From the data that follows, copy every line holding the string "religione".

* Start Exercise data *

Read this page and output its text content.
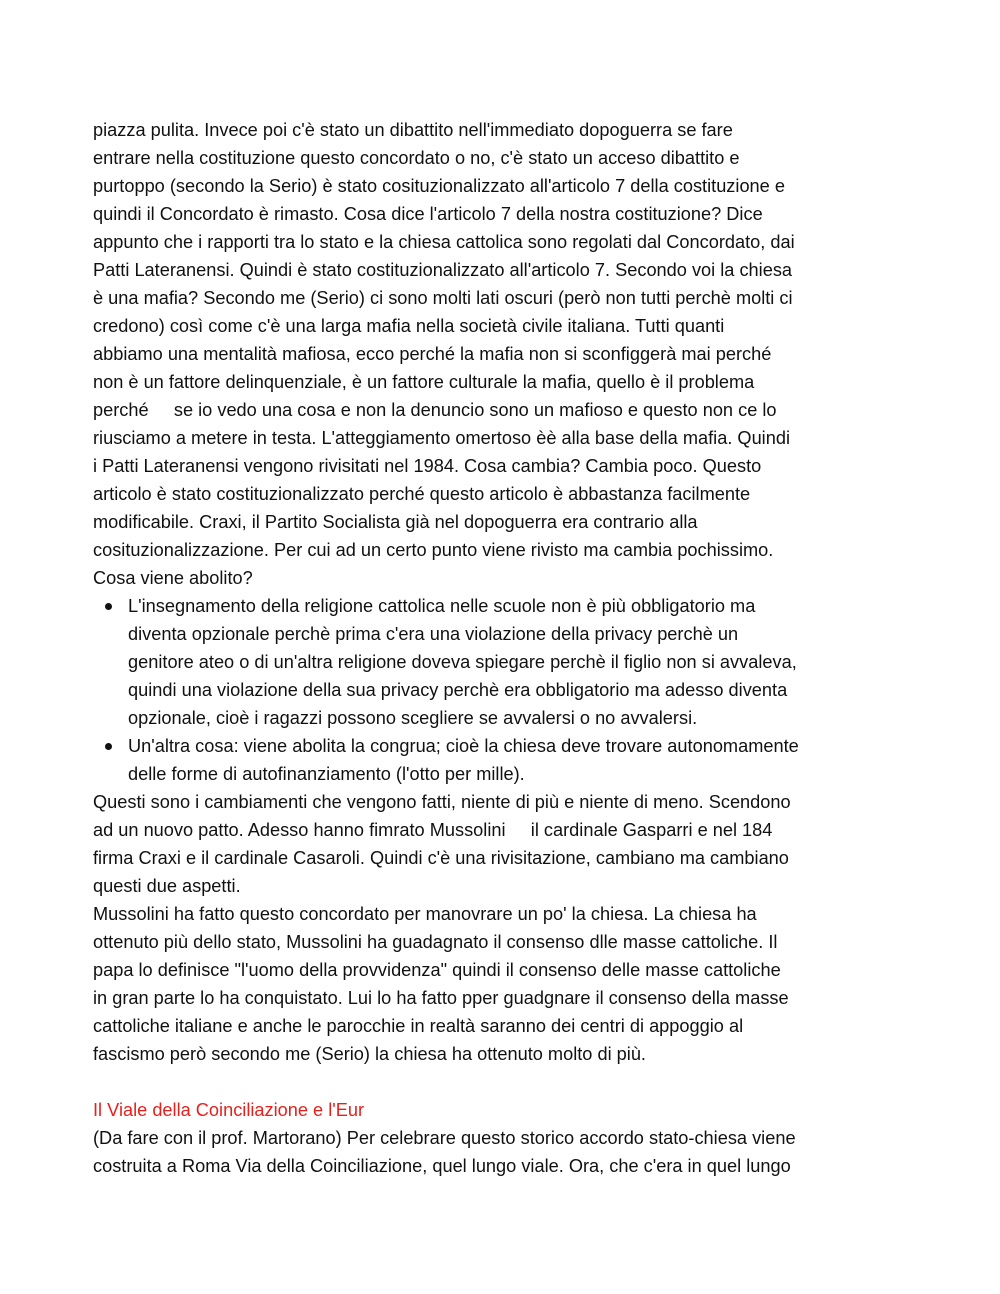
piazza pulita. Invece poi c'è stato un dibattito nell'immediato dopoguerra se fare
entrare nella costituzione questo concordato o no, c'è stato un acceso dibattito e
purtoppo (secondo la Serio) è stato cosituzionalizzato all'articolo 7 della costituzione e
quindi il Concordato è rimasto. Cosa dice l'articolo 7 della nostra costituzione? Dice
appunto che i rapporti tra lo stato e la chiesa cattolica sono regolati dal Concordato, dai
Patti Lateranensi. Quindi è stato costituzionalizzato all'articolo 7. Secondo voi la chiesa
è una mafia? Secondo me (Serio) ci sono molti lati oscuri (però non tutti perchè molti ci
credono) così come c'è una larga mafia nella società civile italiana. Tutti quanti
abbiamo una mentalità mafiosa, ecco perché la mafia non si sconfiggerà mai perché
non è un fattore delinquenziale, è un fattore culturale la mafia, quello è il problema
perché     se io vedo una cosa e non la denuncio sono un mafioso e questo non ce lo
riusciamo a metere in testa. L'atteggiamento omertoso èè alla base della mafia. Quindi
i Patti Lateranensi vengono rivisitati nel 1984. Cosa cambia? Cambia poco. Questo
articolo è stato costituzionalizzato perché questo articolo è abbastanza facilmente
modificabile. Craxi, il Partito Socialista già nel dopoguerra era contrario alla
cosituzionalizzazione. Per cui ad un certo punto viene rivisto ma cambia pochissimo.
Cosa viene abolito?
L'insegnamento della religione cattolica nelle scuole non è più obbligatorio ma
diventa opzionale perchè prima c'era una violazione della privacy perchè un
genitore ateo o di un'altra religione doveva spiegare perchè il figlio non si avvaleva,
quindi una violazione della sua privacy perchè era obbligatorio ma adesso diventa
opzionale, cioè i ragazzi possono scegliere se avvalersi o no avvalersi.
Un'altra cosa: viene abolita la congrua; cioè la chiesa deve trovare autonomamente
delle forme di autofinanziamento (l'otto per mille).
Questi sono i cambiamenti che vengono fatti, niente di più e niente di meno. Scendono
ad un nuovo patto. Adesso hanno fimrato Mussolini     il cardinale Gasparri e nel 184
firma Craxi e il cardinale Casaroli. Quindi c'è una rivisitazione, cambiano ma cambiano
questi due aspetti.
Mussolini ha fatto questo concordato per manovrare un po' la chiesa. La chiesa ha
ottenuto più dello stato, Mussolini ha guadagnato il consenso dlle masse cattoliche. Il
papa lo definisce "l'uomo della provvidenza" quindi il consenso delle masse cattoliche
in gran parte lo ha conquistato. Lui lo ha fatto pper guadgnare il consenso della masse
cattoliche italiane e anche le parocchie in realtà saranno dei centri di appoggio al
fascismo però secondo me (Serio) la chiesa ha ottenuto molto di più.
Il Viale della Coinciliazione e l'Eur
(Da fare con il prof. Martorano) Per celebrare questo storico accordo stato-chiesa viene
costruita a Roma Via della Coinciliazione, quel lungo viale. Ora, che c'era in quel lungo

* End Exercise data *

(Completed exercise)
L'insegnamento della religione cattolica nelle scuole non è più obbligatorio ma
genitore ateo o di un'altra religione doveva spiegare perchè il figlio non si avvaleva,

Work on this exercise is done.